Material for this exercise:

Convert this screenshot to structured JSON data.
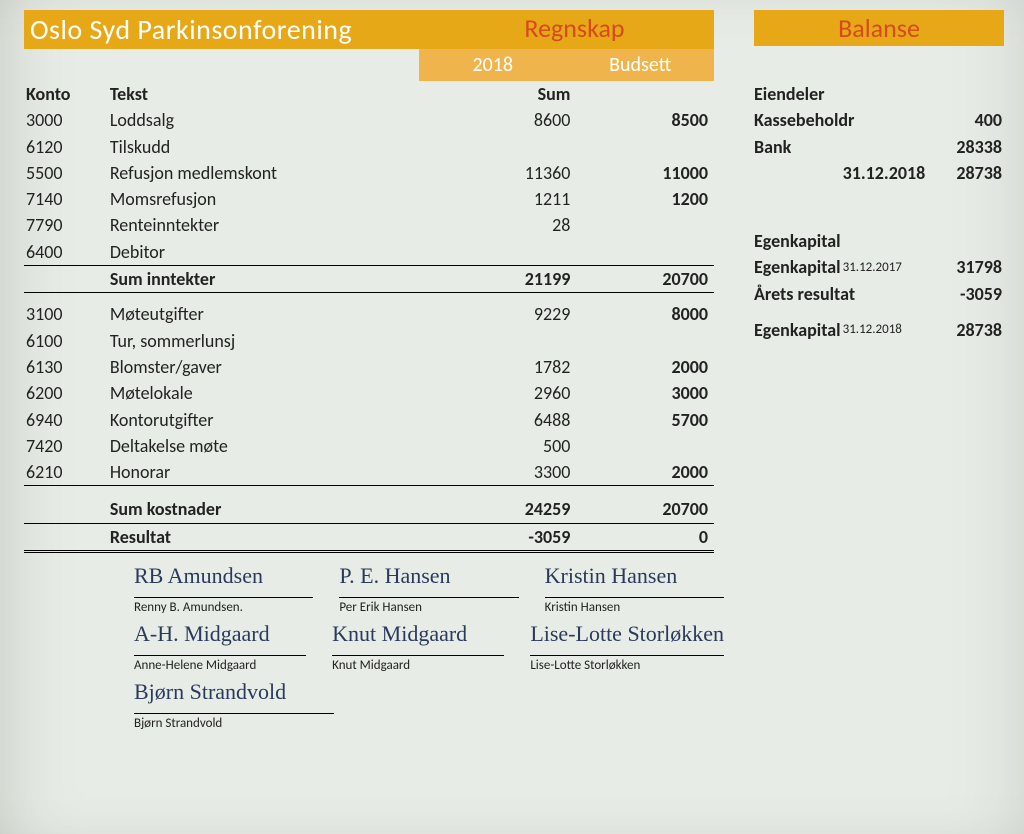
{
  "header": {
    "org_title": "Oslo Syd Parkinsonforening",
    "regnskap_title": "Regnskap",
    "balanse_title": "Balanse",
    "year_col": "2018",
    "budget_col": "Budsett",
    "sum_sub": "Sum"
  },
  "columns": {
    "konto": "Konto",
    "tekst": "Tekst"
  },
  "income": [
    {
      "konto": "3000",
      "tekst": "Loddsalg",
      "sum": "8600",
      "bud": "8500"
    },
    {
      "konto": "6120",
      "tekst": "Tilskudd",
      "sum": "",
      "bud": ""
    },
    {
      "konto": "5500",
      "tekst": "Refusjon medlemskont",
      "sum": "11360",
      "bud": "11000"
    },
    {
      "konto": "7140",
      "tekst": "Momsrefusjon",
      "sum": "1211",
      "bud": "1200"
    },
    {
      "konto": "7790",
      "tekst": "Renteinntekter",
      "sum": "28",
      "bud": ""
    },
    {
      "konto": "6400",
      "tekst": "Debitor",
      "sum": "",
      "bud": ""
    }
  ],
  "income_total": {
    "label": "Sum inntekter",
    "sum": "21199",
    "bud": "20700"
  },
  "expenses": [
    {
      "konto": "3100",
      "tekst": "Møteutgifter",
      "sum": "9229",
      "bud": "8000"
    },
    {
      "konto": "6100",
      "tekst": "Tur, sommerlunsj",
      "sum": "",
      "bud": ""
    },
    {
      "konto": "6130",
      "tekst": "Blomster/gaver",
      "sum": "1782",
      "bud": "2000"
    },
    {
      "konto": "6200",
      "tekst": "Møtelokale",
      "sum": "2960",
      "bud": "3000"
    },
    {
      "konto": "6940",
      "tekst": "Kontorutgifter",
      "sum": "6488",
      "bud": "5700"
    },
    {
      "konto": "7420",
      "tekst": "Deltakelse møte",
      "sum": "500",
      "bud": ""
    },
    {
      "konto": "6210",
      "tekst": "Honorar",
      "sum": "3300",
      "bud": "2000"
    }
  ],
  "expense_total": {
    "label": "Sum kostnader",
    "sum": "24259",
    "bud": "20700"
  },
  "result": {
    "label": "Resultat",
    "sum": "-3059",
    "bud": "0"
  },
  "balance": {
    "eiendeler_title": "Eiendeler",
    "kasse": {
      "label": "Kassebeholdr",
      "val": "400"
    },
    "bank": {
      "label": "Bank",
      "val": "28338"
    },
    "dato1": {
      "label": "31.12.2018",
      "val": "28738"
    },
    "egenkap_title": "Egenkapital",
    "ek1": {
      "label": "Egenkapital",
      "date": "31.12.2017",
      "val": "31798"
    },
    "res": {
      "label": "Årets resultat",
      "val": "-3059"
    },
    "ek2": {
      "label": "Egenkapital",
      "date": "31.12.2018",
      "val": "28738"
    }
  },
  "signatures": [
    [
      {
        "script": "RB Amundsen",
        "name": "Renny B. Amundsen."
      },
      {
        "script": "P. E. Hansen",
        "name": "Per Erik Hansen"
      },
      {
        "script": "Kristin Hansen",
        "name": "Kristin Hansen"
      }
    ],
    [
      {
        "script": "A-H. Midgaard",
        "name": "Anne-Helene Midgaard"
      },
      {
        "script": "Knut Midgaard",
        "name": "Knut Midgaard"
      },
      {
        "script": "Lise-Lotte Storløkken",
        "name": "Lise-Lotte Storløkken"
      }
    ],
    [
      {
        "script": "Bjørn Strandvold",
        "name": "Bjørn Strandvold"
      }
    ]
  ],
  "colors": {
    "bar_bg": "#e6a817",
    "bar_fg": "#ffffff",
    "accent_fg": "#d64a1f",
    "subbar_bg": "#efb54c",
    "page_bg": "#e8ece7",
    "text": "#222222",
    "rule": "#000000"
  }
}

Task description:
All records above are to be printed exactly, minus the pictures they contain.

Exercise output:
Convert this screenshot to structured JSON data.
{
  "header": {
    "org_title": "Oslo Syd Parkinsonforening",
    "regnskap_title": "Regnskap",
    "balanse_title": "Balanse",
    "year_col": "2018",
    "budget_col": "Budsett",
    "sum_sub": "Sum"
  },
  "columns": {
    "konto": "Konto",
    "tekst": "Tekst"
  },
  "income": [
    {
      "konto": "3000",
      "tekst": "Loddsalg",
      "sum": "8600",
      "bud": "8500"
    },
    {
      "konto": "6120",
      "tekst": "Tilskudd",
      "sum": "",
      "bud": ""
    },
    {
      "konto": "5500",
      "tekst": "Refusjon medlemskont",
      "sum": "11360",
      "bud": "11000"
    },
    {
      "konto": "7140",
      "tekst": "Momsrefusjon",
      "sum": "1211",
      "bud": "1200"
    },
    {
      "konto": "7790",
      "tekst": "Renteinntekter",
      "sum": "28",
      "bud": ""
    },
    {
      "konto": "6400",
      "tekst": "Debitor",
      "sum": "",
      "bud": ""
    }
  ],
  "income_total": {
    "label": "Sum inntekter",
    "sum": "21199",
    "bud": "20700"
  },
  "expenses": [
    {
      "konto": "3100",
      "tekst": "Møteutgifter",
      "sum": "9229",
      "bud": "8000"
    },
    {
      "konto": "6100",
      "tekst": "Tur, sommerlunsj",
      "sum": "",
      "bud": ""
    },
    {
      "konto": "6130",
      "tekst": "Blomster/gaver",
      "sum": "1782",
      "bud": "2000"
    },
    {
      "konto": "6200",
      "tekst": "Møtelokale",
      "sum": "2960",
      "bud": "3000"
    },
    {
      "konto": "6940",
      "tekst": "Kontorutgifter",
      "sum": "6488",
      "bud": "5700"
    },
    {
      "konto": "7420",
      "tekst": "Deltakelse møte",
      "sum": "500",
      "bud": ""
    },
    {
      "konto": "6210",
      "tekst": "Honorar",
      "sum": "3300",
      "bud": "2000"
    }
  ],
  "expense_total": {
    "label": "Sum kostnader",
    "sum": "24259",
    "bud": "20700"
  },
  "result": {
    "label": "Resultat",
    "sum": "-3059",
    "bud": "0"
  },
  "balance": {
    "eiendeler_title": "Eiendeler",
    "kasse": {
      "label": "Kassebeholdr",
      "val": "400"
    },
    "bank": {
      "label": "Bank",
      "val": "28338"
    },
    "dato1": {
      "label": "31.12.2018",
      "val": "28738"
    },
    "egenkap_title": "Egenkapital",
    "ek1": {
      "label": "Egenkapital",
      "date": "31.12.2017",
      "val": "31798"
    },
    "res": {
      "label": "Årets resultat",
      "val": "-3059"
    },
    "ek2": {
      "label": "Egenkapital",
      "date": "31.12.2018",
      "val": "28738"
    }
  },
  "signatures": [
    [
      {
        "script": "RB Amundsen",
        "name": "Renny B. Amundsen."
      },
      {
        "script": "P. E. Hansen",
        "name": "Per Erik Hansen"
      },
      {
        "script": "Kristin Hansen",
        "name": "Kristin Hansen"
      }
    ],
    [
      {
        "script": "A-H. Midgaard",
        "name": "Anne-Helene Midgaard"
      },
      {
        "script": "Knut Midgaard",
        "name": "Knut Midgaard"
      },
      {
        "script": "Lise-Lotte Storløkken",
        "name": "Lise-Lotte Storløkken"
      }
    ],
    [
      {
        "script": "Bjørn Strandvold",
        "name": "Bjørn Strandvold"
      }
    ]
  ],
  "colors": {
    "bar_bg": "#e6a817",
    "bar_fg": "#ffffff",
    "accent_fg": "#d64a1f",
    "subbar_bg": "#efb54c",
    "page_bg": "#e8ece7",
    "text": "#222222",
    "rule": "#000000"
  }
}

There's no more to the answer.